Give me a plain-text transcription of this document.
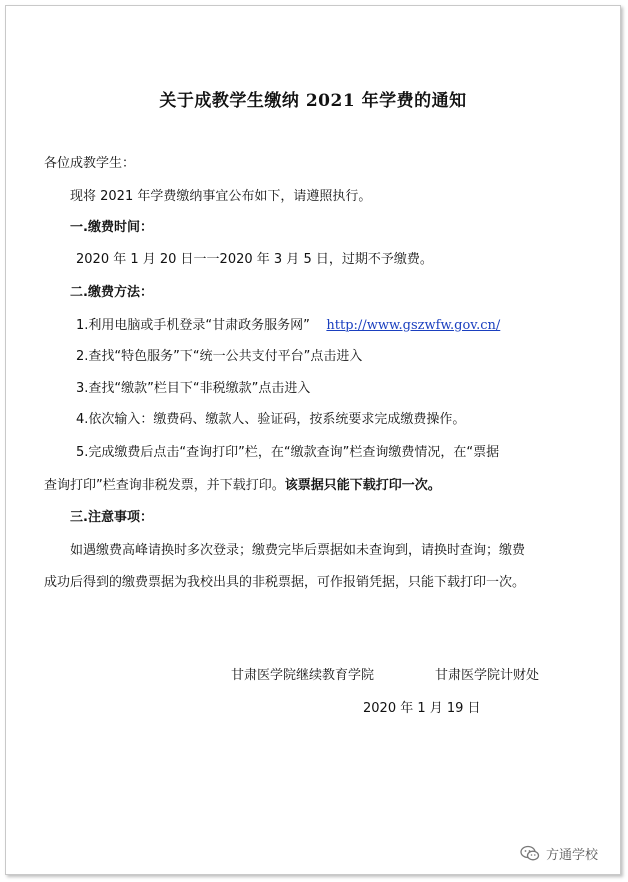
关于成教学生缴纳 2021 年学费的通知
各位成教学生：
现将 2021 年学费缴纳事宜公布如下，请遵照执行。
一.缴费时间：
2020 年 1 月 20 日一一2020 年 3 月 5 日，过期不予缴费。
二.缴费方法：
1.利用电脑或手机登录“甘肃政务服务网” http://www.gszwfw.gov.cn/
2.查找“特色服务”下“统一公共支付平台”点击进入
3.查找“缴款”栏目下“非税缴款”点击进入
4.依次输入：缴费码、缴款人、验证码，按系统要求完成缴费操作。
5.完成缴费后点击“查询打印”栏，在“缴款查询”栏查询缴费情况，在“票据
查询打印”栏查询非税发票，并下载打印。该票据只能下载打印一次。
三.注意事项：
如遇缴费高峰请换时多次登录；缴费完毕后票据如未查询到，请换时查询；缴费
成功后得到的缴费票据为我校出具的非税票据，可作报销凭据，只能下载打印一次。
甘肃医学院继续教育学院	甘肃医学院计财处
2020 年 1 月 19 日
方通学校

# # #

*WRITTEN EXERCISE*:
In the listing above, count each line that holds the string "查询打印". Give the number only.

*ANSWER TO THE PROBLEM*:
2